## What you are asked to do
Reproduce the listing below without changes, except that pictures are left out.

## Material

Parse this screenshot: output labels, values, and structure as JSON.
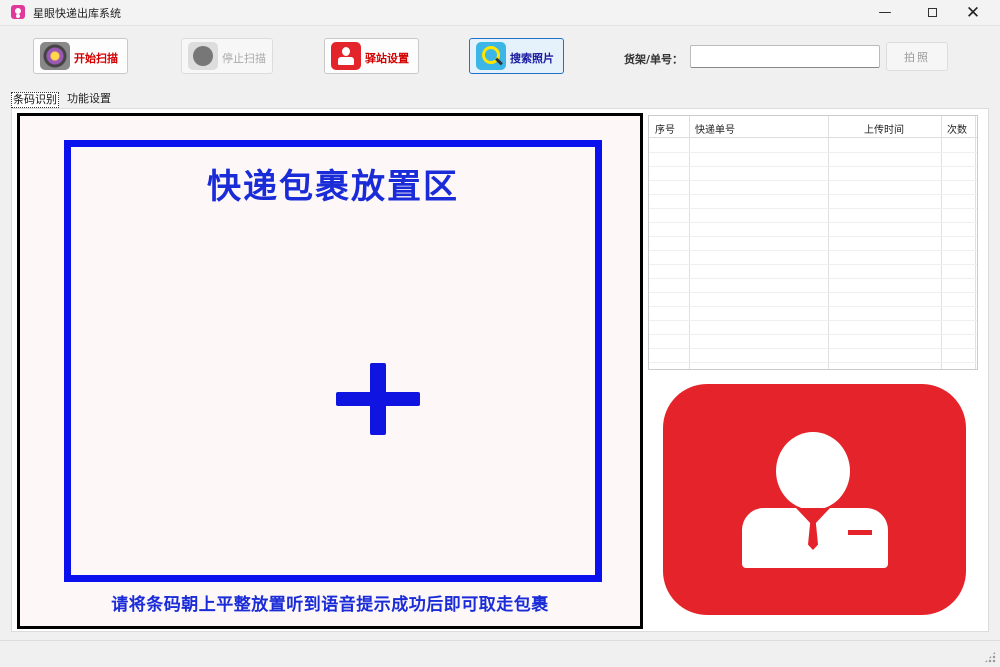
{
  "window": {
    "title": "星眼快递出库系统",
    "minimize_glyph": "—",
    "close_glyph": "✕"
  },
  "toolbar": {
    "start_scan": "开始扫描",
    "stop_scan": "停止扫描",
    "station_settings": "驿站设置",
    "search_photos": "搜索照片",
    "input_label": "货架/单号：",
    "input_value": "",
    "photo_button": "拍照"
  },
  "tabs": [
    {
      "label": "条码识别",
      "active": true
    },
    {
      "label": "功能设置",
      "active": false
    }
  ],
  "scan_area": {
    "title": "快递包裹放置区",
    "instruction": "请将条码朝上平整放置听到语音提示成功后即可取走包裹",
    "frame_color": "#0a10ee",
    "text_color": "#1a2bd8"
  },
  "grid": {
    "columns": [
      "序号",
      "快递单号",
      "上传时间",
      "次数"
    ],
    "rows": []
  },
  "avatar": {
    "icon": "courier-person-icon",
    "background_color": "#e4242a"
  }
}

## Response to this exercise
Parse this screenshot: output labels, values, and structure as JSON.
{
  "window": {
    "title": "星眼快递出库系统",
    "minimize_glyph": "—",
    "close_glyph": "✕"
  },
  "toolbar": {
    "start_scan": "开始扫描",
    "stop_scan": "停止扫描",
    "station_settings": "驿站设置",
    "search_photos": "搜索照片",
    "input_label": "货架/单号：",
    "input_value": "",
    "photo_button": "拍照"
  },
  "tabs": [
    {
      "label": "条码识别",
      "active": true
    },
    {
      "label": "功能设置",
      "active": false
    }
  ],
  "scan_area": {
    "title": "快递包裹放置区",
    "instruction": "请将条码朝上平整放置听到语音提示成功后即可取走包裹",
    "frame_color": "#0a10ee",
    "text_color": "#1a2bd8"
  },
  "grid": {
    "columns": [
      "序号",
      "快递单号",
      "上传时间",
      "次数"
    ],
    "rows": []
  },
  "avatar": {
    "icon": "courier-person-icon",
    "background_color": "#e4242a"
  }
}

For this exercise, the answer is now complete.